EXERCISE. Below is a block of records. Copy every line in it that contains the word "JSON".
-.-.-
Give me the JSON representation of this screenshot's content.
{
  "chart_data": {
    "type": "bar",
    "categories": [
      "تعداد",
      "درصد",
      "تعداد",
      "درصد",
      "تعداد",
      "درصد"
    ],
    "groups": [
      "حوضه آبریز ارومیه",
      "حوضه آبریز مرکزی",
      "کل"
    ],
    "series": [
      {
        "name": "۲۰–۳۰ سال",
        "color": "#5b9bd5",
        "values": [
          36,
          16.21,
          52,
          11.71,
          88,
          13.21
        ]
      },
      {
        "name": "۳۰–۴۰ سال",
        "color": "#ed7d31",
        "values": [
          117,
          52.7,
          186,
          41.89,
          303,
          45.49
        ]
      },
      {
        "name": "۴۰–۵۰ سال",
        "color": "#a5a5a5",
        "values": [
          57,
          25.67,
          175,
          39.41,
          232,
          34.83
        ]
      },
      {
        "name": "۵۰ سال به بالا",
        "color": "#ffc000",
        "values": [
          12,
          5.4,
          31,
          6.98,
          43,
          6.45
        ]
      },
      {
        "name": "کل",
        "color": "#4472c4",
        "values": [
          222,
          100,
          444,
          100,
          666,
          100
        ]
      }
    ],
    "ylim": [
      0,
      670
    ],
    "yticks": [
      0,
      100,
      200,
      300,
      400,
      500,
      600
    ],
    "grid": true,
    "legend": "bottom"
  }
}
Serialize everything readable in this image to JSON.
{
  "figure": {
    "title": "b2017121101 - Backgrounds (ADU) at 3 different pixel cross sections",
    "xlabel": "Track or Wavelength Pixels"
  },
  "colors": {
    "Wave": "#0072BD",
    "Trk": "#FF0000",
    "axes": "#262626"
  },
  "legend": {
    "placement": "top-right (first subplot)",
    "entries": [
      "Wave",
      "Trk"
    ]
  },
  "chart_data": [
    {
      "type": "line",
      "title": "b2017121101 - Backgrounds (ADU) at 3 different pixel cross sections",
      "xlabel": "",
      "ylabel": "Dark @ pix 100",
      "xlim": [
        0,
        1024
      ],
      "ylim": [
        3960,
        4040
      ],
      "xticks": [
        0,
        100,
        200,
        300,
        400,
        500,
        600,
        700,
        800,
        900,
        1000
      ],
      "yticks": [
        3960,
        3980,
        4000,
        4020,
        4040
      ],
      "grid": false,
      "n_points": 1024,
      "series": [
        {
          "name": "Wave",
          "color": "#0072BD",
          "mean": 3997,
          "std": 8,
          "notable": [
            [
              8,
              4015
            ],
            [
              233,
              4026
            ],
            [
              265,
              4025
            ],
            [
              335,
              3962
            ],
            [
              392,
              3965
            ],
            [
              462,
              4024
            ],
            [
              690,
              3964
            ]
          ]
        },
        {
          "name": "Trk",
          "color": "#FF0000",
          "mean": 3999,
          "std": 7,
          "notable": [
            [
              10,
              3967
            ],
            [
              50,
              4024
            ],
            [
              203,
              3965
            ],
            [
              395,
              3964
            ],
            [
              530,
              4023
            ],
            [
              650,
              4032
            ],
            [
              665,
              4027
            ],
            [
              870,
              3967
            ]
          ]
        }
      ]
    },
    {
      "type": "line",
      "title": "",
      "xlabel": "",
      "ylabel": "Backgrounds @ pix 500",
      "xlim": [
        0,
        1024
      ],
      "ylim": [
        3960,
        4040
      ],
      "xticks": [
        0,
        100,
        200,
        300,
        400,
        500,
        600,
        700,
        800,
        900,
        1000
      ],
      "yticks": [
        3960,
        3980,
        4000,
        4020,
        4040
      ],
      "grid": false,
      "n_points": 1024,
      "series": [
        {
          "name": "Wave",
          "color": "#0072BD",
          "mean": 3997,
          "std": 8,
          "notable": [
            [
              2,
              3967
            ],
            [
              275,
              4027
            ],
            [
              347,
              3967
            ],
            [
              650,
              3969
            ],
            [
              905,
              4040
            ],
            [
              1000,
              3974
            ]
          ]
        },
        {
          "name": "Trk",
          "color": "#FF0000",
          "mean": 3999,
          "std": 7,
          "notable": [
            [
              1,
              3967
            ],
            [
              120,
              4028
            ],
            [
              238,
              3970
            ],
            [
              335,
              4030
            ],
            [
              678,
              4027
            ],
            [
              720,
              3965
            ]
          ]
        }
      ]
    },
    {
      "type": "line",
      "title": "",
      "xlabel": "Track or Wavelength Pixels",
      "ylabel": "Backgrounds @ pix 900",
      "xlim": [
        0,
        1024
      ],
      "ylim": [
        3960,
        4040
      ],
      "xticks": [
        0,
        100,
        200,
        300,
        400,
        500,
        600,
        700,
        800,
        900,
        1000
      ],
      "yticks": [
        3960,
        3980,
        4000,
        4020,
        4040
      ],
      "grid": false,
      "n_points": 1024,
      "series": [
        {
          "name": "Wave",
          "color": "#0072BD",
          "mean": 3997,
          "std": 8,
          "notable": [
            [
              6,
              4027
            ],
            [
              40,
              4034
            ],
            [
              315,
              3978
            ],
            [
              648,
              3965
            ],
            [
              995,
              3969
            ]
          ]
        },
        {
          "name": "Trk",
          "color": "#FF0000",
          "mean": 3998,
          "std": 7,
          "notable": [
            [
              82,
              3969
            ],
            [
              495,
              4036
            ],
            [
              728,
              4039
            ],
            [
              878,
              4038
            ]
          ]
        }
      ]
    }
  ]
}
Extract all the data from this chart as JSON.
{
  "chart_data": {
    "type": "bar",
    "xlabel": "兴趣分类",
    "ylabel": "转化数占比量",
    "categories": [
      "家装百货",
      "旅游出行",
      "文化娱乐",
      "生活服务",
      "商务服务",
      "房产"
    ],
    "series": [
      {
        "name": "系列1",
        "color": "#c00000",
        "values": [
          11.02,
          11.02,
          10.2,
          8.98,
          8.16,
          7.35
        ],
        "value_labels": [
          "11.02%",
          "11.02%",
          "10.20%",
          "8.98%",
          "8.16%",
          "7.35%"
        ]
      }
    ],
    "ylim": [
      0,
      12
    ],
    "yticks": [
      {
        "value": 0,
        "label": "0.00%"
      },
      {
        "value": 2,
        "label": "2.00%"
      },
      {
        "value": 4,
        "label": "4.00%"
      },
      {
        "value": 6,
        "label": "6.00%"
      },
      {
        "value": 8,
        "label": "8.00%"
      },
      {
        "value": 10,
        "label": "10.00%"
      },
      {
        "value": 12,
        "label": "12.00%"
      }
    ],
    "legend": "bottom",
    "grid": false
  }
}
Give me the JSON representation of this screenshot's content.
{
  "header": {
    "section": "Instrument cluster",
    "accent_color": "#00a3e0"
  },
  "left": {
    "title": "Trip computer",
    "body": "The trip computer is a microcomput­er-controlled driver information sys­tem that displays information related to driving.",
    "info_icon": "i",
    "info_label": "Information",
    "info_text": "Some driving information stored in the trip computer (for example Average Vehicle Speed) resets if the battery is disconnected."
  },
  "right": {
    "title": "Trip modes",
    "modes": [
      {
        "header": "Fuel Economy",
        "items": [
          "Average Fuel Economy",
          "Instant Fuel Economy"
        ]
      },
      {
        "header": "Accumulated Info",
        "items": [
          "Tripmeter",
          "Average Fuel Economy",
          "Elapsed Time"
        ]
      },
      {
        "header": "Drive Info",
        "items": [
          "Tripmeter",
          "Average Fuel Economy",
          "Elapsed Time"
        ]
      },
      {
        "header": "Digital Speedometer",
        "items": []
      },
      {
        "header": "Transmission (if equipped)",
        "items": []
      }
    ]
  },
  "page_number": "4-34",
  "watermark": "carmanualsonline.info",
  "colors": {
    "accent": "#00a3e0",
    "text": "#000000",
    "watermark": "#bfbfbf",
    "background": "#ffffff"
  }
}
-.-.-
COMPLETE OUTPUT.
Give me the JSON representation of this screenshot's content.
Serialize everything readable in this image to JSON.
Extract all the data from this chart as JSON.
Give me the JSON representation of this screenshot's content.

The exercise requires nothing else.